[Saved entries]
◇ ◇ ◇
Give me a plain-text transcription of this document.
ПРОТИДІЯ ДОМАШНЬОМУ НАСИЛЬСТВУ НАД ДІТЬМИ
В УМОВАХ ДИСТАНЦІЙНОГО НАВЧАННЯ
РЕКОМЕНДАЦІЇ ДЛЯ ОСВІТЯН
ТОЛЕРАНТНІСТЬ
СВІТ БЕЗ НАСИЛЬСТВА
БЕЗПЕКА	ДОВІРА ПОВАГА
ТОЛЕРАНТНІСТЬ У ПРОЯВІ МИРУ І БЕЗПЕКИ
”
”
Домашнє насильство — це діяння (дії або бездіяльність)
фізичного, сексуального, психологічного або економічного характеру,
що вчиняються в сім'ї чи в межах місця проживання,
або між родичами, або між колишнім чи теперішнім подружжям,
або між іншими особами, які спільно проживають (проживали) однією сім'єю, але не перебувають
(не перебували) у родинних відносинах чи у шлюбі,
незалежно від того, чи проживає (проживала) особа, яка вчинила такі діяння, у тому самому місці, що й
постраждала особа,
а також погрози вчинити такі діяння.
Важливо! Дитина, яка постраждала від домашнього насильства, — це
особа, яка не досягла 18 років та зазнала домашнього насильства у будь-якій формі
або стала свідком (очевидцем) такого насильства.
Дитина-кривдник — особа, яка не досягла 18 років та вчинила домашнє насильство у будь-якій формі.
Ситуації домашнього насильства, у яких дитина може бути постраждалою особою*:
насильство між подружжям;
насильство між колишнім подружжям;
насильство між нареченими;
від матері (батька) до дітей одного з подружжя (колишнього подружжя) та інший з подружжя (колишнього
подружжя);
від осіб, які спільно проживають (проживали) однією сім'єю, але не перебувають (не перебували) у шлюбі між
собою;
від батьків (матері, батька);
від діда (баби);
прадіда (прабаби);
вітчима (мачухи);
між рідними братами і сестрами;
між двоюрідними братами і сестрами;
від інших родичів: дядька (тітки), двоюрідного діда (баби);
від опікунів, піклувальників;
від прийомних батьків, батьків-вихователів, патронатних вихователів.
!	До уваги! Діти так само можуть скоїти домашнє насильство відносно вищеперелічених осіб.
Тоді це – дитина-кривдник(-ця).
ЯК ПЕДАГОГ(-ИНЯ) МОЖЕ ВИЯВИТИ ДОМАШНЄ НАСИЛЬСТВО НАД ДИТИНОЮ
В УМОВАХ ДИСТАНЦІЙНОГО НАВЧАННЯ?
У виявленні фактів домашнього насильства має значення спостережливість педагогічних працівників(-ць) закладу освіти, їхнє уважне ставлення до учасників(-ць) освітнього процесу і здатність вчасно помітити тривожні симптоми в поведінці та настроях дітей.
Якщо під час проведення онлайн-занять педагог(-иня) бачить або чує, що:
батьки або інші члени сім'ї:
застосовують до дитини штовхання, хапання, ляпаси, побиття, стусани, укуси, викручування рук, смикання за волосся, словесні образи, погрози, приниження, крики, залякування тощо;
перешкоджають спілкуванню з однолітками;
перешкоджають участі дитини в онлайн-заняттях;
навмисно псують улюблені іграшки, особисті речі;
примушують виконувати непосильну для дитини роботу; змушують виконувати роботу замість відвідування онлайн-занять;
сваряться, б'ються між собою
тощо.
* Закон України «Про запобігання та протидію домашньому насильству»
◇ ◇ ◇
- What you will do: The full set of records should be duplicated exactly.

- Final answer:
Give me a plain-text transcription of this document.
ПРОТИДІЯ ДОМАШНЬОМУ НАСИЛЬСТВУ НАД ДІТЬМИ
В УМОВАХ ДИСТАНЦІЙНОГО НАВЧАННЯ
РЕКОМЕНДАЦІЇ ДЛЯ ОСВІТЯН
ТОЛЕРАНТНІСТЬ
СВІТ БЕЗ НАСИЛЬСТВА
БЕЗПЕКА	ДОВІРА ПОВАГА
ТОЛЕРАНТНІСТЬ У ПРОЯВІ МИРУ І БЕЗПЕКИ
”
”
Домашнє насильство — це діяння (дії або бездіяльність)
фізичного, сексуального, психологічного або економічного характеру,
що вчиняються в сім'ї чи в межах місця проживання,
або між родичами, або між колишнім чи теперішнім подружжям,
або між іншими особами, які спільно проживають (проживали) однією сім'єю, але не перебувають
(не перебували) у родинних відносинах чи у шлюбі,
незалежно від того, чи проживає (проживала) особа, яка вчинила такі діяння, у тому самому місці, що й
постраждала особа,
а також погрози вчинити такі діяння.
Важливо! Дитина, яка постраждала від домашнього насильства, — це
особа, яка не досягла 18 років та зазнала домашнього насильства у будь-якій формі
або стала свідком (очевидцем) такого насильства.
Дитина-кривдник — особа, яка не досягла 18 років та вчинила домашнє насильство у будь-якій формі.
Ситуації домашнього насильства, у яких дитина може бути постраждалою особою*:
насильство між подружжям;
насильство між колишнім подружжям;
насильство між нареченими;
від матері (батька) до дітей одного з подружжя (колишнього подружжя) та інший з подружжя (колишнього
подружжя);
від осіб, які спільно проживають (проживали) однією сім'єю, але не перебувають (не перебували) у шлюбі між
собою;
від батьків (матері, батька);
від діда (баби);
прадіда (прабаби);
вітчима (мачухи);
між рідними братами і сестрами;
між двоюрідними братами і сестрами;
від інших родичів: дядька (тітки), двоюрідного діда (баби);
від опікунів, піклувальників;
від прийомних батьків, батьків-вихователів, патронатних вихователів.
!	До уваги! Діти так само можуть скоїти домашнє насильство відносно вищеперелічених осіб.
Тоді це – дитина-кривдник(-ця).
ЯК ПЕДАГОГ(-ИНЯ) МОЖЕ ВИЯВИТИ ДОМАШНЄ НАСИЛЬСТВО НАД ДИТИНОЮ
В УМОВАХ ДИСТАНЦІЙНОГО НАВЧАННЯ?
У виявленні фактів домашнього насильства має значення спостережливість педагогічних працівників(-ць) закладу освіти, їхнє уважне ставлення до учасників(-ць) освітнього процесу і здатність вчасно помітити тривожні симптоми в поведінці та настроях дітей.
Якщо під час проведення онлайн-занять педагог(-иня) бачить або чує, що:
батьки або інші члени сім'ї:
застосовують до дитини штовхання, хапання, ляпаси, побиття, стусани, укуси, викручування рук, смикання за волосся, словесні образи, погрози, приниження, крики, залякування тощо;
перешкоджають спілкуванню з однолітками;
перешкоджають участі дитини в онлайн-заняттях;
навмисно псують улюблені іграшки, особисті речі;
примушують виконувати непосильну для дитини роботу; змушують виконувати роботу замість відвідування онлайн-занять;
сваряться, б'ються між собою
тощо.
* Закон України «Про запобігання та протидію домашньому насильству»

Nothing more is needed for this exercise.